» **YOUR TASK**:
Copy out the entries below in full and exactly.
[start of ROWS]
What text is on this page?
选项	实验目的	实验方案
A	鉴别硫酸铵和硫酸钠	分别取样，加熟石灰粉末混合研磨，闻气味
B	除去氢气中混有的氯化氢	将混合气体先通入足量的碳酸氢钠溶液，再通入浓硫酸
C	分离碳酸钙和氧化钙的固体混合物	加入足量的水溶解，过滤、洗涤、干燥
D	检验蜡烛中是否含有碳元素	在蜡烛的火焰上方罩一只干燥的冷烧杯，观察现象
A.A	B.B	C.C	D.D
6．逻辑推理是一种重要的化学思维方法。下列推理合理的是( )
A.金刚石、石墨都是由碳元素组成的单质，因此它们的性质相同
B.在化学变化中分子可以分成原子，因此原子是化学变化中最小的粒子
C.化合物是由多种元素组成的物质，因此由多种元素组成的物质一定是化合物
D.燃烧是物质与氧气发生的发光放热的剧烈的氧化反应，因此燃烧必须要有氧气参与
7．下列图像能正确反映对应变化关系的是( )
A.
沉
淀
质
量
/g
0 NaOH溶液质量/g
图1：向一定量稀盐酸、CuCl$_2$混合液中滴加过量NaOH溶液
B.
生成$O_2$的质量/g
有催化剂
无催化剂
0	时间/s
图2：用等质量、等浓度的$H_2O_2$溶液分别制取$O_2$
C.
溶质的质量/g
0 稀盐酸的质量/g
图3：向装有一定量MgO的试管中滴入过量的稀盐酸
[end of ROWS]
» **TASK OUTPUT**:
What text is on this page?
选项	实验目的	实验方案
A	鉴别硫酸铵和硫酸钠	分别取样，加熟石灰粉末混合研磨，闻气味
B	除去氢气中混有的氯化氢	将混合气体先通入足量的碳酸氢钠溶液，再通入浓硫酸
C	分离碳酸钙和氧化钙的固体混合物	加入足量的水溶解，过滤、洗涤、干燥
D	检验蜡烛中是否含有碳元素	在蜡烛的火焰上方罩一只干燥的冷烧杯，观察现象
A.A	B.B	C.C	D.D
6．逻辑推理是一种重要的化学思维方法。下列推理合理的是( )
A.金刚石、石墨都是由碳元素组成的单质，因此它们的性质相同
B.在化学变化中分子可以分成原子，因此原子是化学变化中最小的粒子
C.化合物是由多种元素组成的物质，因此由多种元素组成的物质一定是化合物
D.燃烧是物质与氧气发生的发光放热的剧烈的氧化反应，因此燃烧必须要有氧气参与
7．下列图像能正确反映对应变化关系的是( )
A.
沉
淀
质
量
/g
0 NaOH溶液质量/g
图1：向一定量稀盐酸、CuCl$_2$混合液中滴加过量NaOH溶液
B.
生成$O_2$的质量/g
有催化剂
无催化剂
0	时间/s
图2：用等质量、等浓度的$H_2O_2$溶液分别制取$O_2$
C.
溶质的质量/g
0 稀盐酸的质量/g
图3：向装有一定量MgO的试管中滴入过量的稀盐酸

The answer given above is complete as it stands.